Work to do:
All records should be reproduced verbatim.

(Items listed in a dataset)
[start]

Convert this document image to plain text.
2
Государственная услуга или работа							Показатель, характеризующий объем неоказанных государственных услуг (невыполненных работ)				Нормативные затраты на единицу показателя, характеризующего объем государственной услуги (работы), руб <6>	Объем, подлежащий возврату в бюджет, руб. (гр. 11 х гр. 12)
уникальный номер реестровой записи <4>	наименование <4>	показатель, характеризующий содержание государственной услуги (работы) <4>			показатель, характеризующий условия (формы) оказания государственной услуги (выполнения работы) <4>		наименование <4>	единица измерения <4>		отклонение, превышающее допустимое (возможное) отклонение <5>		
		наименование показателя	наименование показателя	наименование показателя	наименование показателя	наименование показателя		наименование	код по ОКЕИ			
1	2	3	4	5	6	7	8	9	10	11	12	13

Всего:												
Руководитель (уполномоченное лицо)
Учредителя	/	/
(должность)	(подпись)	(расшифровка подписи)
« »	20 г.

[end]

Written solution:
Convert this document image to plain text.
2
Государственная услуга или работа							Показатель, характеризующий объем неоказанных государственных услуг (невыполненных работ)				Нормативные затраты на единицу показателя, характеризующего объем государственной услуги (работы), руб <6>	Объем, подлежащий возврату в бюджет, руб. (гр. 11 х гр. 12)
уникальный номер реестровой записи <4>	наименование <4>	показатель, характеризующий содержание государственной услуги (работы) <4>			показатель, характеризующий условия (формы) оказания государственной услуги (выполнения работы) <4>		наименование <4>	единица измерения <4>		отклонение, превышающее допустимое (возможное) отклонение <5>		
		наименование показателя	наименование показателя	наименование показателя	наименование показателя	наименование показателя		наименование	код по ОКЕИ			
1	2	3	4	5	6	7	8	9	10	11	12	13

Всего:												
Руководитель (уполномоченное лицо)
Учредителя	/	/
(должность)	(подпись)	(расшифровка подписи)
« »	20 г.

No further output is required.